Written exercise.
The entries are to be returned exactly, with images left out.

start Task material

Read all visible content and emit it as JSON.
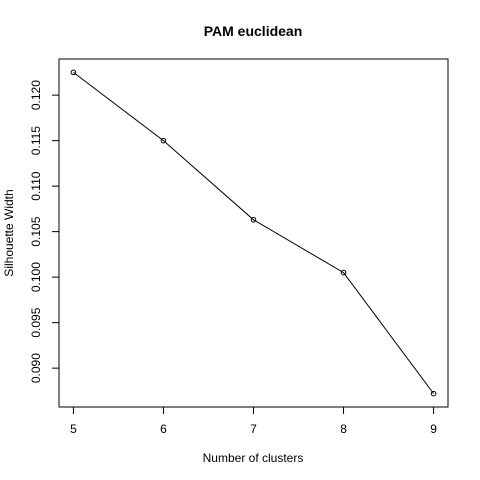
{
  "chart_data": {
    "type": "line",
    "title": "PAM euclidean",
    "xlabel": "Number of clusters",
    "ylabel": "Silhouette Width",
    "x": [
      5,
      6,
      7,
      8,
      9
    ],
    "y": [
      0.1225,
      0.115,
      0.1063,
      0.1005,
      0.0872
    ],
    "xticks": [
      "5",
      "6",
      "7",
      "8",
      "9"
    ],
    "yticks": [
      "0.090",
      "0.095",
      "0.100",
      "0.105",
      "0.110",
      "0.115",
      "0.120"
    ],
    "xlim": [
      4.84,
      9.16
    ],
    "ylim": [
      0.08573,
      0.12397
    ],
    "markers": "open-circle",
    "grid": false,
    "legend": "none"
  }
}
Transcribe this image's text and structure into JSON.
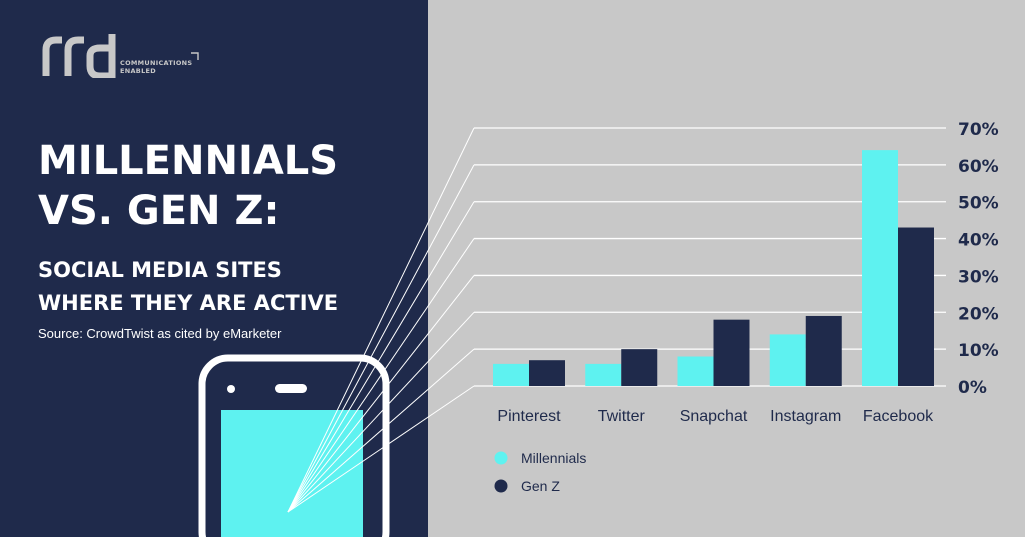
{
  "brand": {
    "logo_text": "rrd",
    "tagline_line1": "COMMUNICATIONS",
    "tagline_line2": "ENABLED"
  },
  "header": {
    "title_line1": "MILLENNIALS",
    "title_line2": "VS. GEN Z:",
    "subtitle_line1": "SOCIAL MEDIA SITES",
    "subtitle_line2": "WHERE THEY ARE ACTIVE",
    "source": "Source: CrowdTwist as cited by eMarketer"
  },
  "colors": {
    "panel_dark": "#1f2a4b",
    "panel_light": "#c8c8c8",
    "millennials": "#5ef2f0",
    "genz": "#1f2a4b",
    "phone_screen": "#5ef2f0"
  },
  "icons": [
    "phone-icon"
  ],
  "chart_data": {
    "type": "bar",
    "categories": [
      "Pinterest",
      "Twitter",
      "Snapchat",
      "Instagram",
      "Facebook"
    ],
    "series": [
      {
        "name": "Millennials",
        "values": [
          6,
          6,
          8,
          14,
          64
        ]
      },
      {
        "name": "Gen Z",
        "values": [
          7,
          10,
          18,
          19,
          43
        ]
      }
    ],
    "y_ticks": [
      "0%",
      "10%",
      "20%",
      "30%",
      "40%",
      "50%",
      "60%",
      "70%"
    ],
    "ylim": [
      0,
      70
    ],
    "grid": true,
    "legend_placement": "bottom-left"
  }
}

end Task material

The result.
Read all visible content and emit it as JSON.
{
  "chart_data": {
    "type": "line",
    "title": "PAM euclidean",
    "xlabel": "Number of clusters",
    "ylabel": "Silhouette Width",
    "x": [
      5,
      6,
      7,
      8,
      9
    ],
    "y": [
      0.1225,
      0.115,
      0.1063,
      0.1005,
      0.0872
    ],
    "xticks": [
      "5",
      "6",
      "7",
      "8",
      "9"
    ],
    "yticks": [
      "0.090",
      "0.095",
      "0.100",
      "0.105",
      "0.110",
      "0.115",
      "0.120"
    ],
    "xlim": [
      4.84,
      9.16
    ],
    "ylim": [
      0.08573,
      0.12397
    ],
    "markers": "open-circle",
    "grid": false,
    "legend": "none"
  }
}
Transcribe this image's text and structure into JSON.
{
  "brand": {
    "logo_text": "rrd",
    "tagline_line1": "COMMUNICATIONS",
    "tagline_line2": "ENABLED"
  },
  "header": {
    "title_line1": "MILLENNIALS",
    "title_line2": "VS. GEN Z:",
    "subtitle_line1": "SOCIAL MEDIA SITES",
    "subtitle_line2": "WHERE THEY ARE ACTIVE",
    "source": "Source: CrowdTwist as cited by eMarketer"
  },
  "colors": {
    "panel_dark": "#1f2a4b",
    "panel_light": "#c8c8c8",
    "millennials": "#5ef2f0",
    "genz": "#1f2a4b",
    "phone_screen": "#5ef2f0"
  },
  "icons": [
    "phone-icon"
  ],
  "chart_data": {
    "type": "bar",
    "categories": [
      "Pinterest",
      "Twitter",
      "Snapchat",
      "Instagram",
      "Facebook"
    ],
    "series": [
      {
        "name": "Millennials",
        "values": [
          6,
          6,
          8,
          14,
          64
        ]
      },
      {
        "name": "Gen Z",
        "values": [
          7,
          10,
          18,
          19,
          43
        ]
      }
    ],
    "y_ticks": [
      "0%",
      "10%",
      "20%",
      "30%",
      "40%",
      "50%",
      "60%",
      "70%"
    ],
    "ylim": [
      0,
      70
    ],
    "grid": true,
    "legend_placement": "bottom-left"
  }
}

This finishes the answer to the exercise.